>> START
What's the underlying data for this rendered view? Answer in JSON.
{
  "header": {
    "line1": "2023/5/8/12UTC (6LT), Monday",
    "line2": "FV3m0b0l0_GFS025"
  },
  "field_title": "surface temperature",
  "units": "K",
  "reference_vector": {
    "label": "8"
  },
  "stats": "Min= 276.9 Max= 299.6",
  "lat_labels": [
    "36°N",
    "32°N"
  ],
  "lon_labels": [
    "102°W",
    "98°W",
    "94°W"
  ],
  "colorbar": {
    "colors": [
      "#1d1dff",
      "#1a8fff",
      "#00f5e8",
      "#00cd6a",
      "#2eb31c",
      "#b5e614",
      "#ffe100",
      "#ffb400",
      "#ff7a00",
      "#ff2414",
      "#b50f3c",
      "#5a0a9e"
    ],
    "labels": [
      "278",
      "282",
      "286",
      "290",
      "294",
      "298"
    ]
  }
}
>> END
>> START
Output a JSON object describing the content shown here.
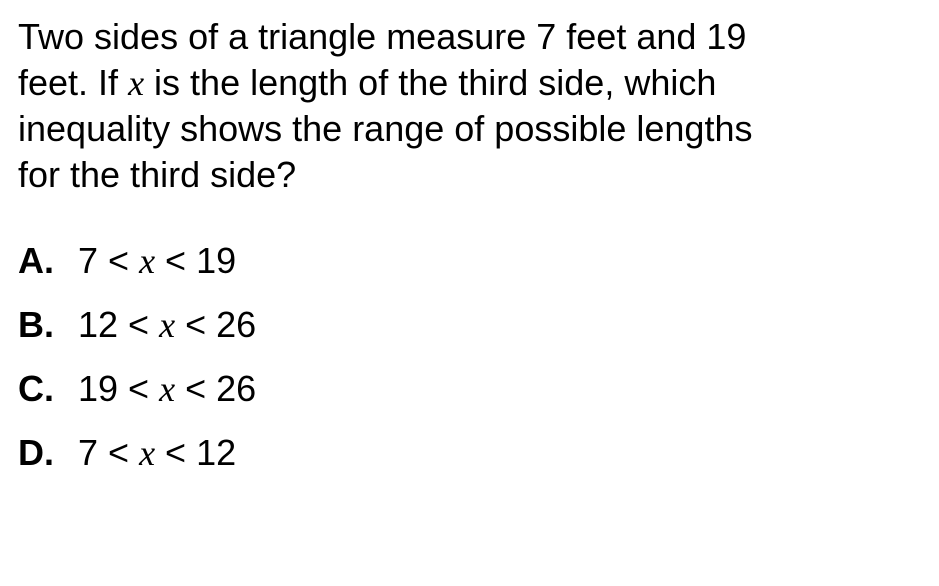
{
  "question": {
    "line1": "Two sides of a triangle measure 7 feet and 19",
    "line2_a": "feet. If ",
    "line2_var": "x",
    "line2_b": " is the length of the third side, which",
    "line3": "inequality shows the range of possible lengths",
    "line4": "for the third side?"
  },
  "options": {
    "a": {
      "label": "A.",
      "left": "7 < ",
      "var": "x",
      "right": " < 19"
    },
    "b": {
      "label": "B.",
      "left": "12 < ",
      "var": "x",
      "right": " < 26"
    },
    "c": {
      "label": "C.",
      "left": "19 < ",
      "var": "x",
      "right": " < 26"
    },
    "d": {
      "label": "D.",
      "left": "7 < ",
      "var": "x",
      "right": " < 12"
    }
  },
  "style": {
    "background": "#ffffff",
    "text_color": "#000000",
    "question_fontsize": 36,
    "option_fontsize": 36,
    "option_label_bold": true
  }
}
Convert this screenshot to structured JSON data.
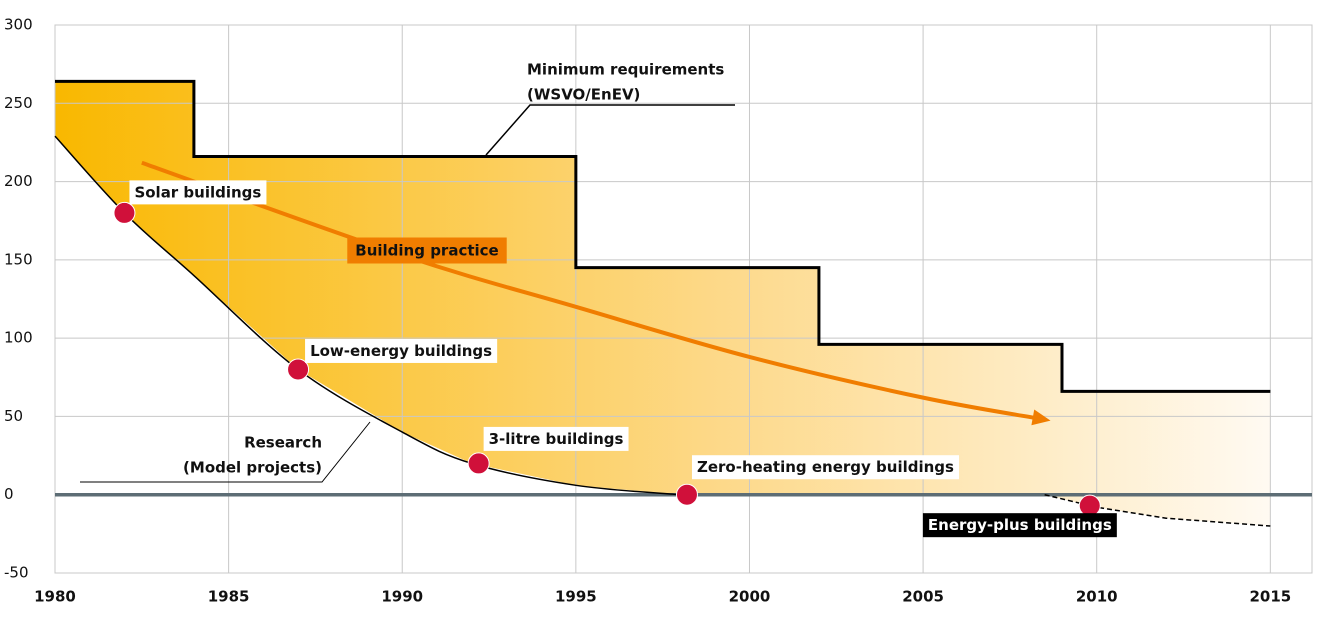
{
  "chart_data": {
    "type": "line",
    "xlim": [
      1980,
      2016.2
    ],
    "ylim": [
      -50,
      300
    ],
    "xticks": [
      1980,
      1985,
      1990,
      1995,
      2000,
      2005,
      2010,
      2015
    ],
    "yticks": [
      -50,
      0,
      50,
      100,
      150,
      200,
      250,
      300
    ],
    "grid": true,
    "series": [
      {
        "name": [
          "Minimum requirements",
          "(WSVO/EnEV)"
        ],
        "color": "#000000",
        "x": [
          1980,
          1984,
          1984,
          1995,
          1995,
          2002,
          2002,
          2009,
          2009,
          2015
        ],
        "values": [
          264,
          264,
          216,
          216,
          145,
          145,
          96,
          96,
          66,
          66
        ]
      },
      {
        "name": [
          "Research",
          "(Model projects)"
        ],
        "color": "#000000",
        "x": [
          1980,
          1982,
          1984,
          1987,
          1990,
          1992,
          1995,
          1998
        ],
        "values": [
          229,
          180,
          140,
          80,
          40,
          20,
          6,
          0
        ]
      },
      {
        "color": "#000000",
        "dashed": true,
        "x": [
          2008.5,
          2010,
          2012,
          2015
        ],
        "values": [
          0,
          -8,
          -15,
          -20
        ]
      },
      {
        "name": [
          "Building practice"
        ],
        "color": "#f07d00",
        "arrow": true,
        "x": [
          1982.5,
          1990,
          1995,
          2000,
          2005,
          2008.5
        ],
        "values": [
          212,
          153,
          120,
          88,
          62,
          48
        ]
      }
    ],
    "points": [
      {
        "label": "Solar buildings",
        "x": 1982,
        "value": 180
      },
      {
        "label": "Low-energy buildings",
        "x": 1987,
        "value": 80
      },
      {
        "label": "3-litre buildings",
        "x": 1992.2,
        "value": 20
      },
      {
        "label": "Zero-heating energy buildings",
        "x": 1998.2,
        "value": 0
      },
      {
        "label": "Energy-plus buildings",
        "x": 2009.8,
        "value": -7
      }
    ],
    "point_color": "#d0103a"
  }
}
>> END
» **Exercise requirements**:
Lines containing "feet" are to be counted. State the total and add nothing.

» **Full response**:
2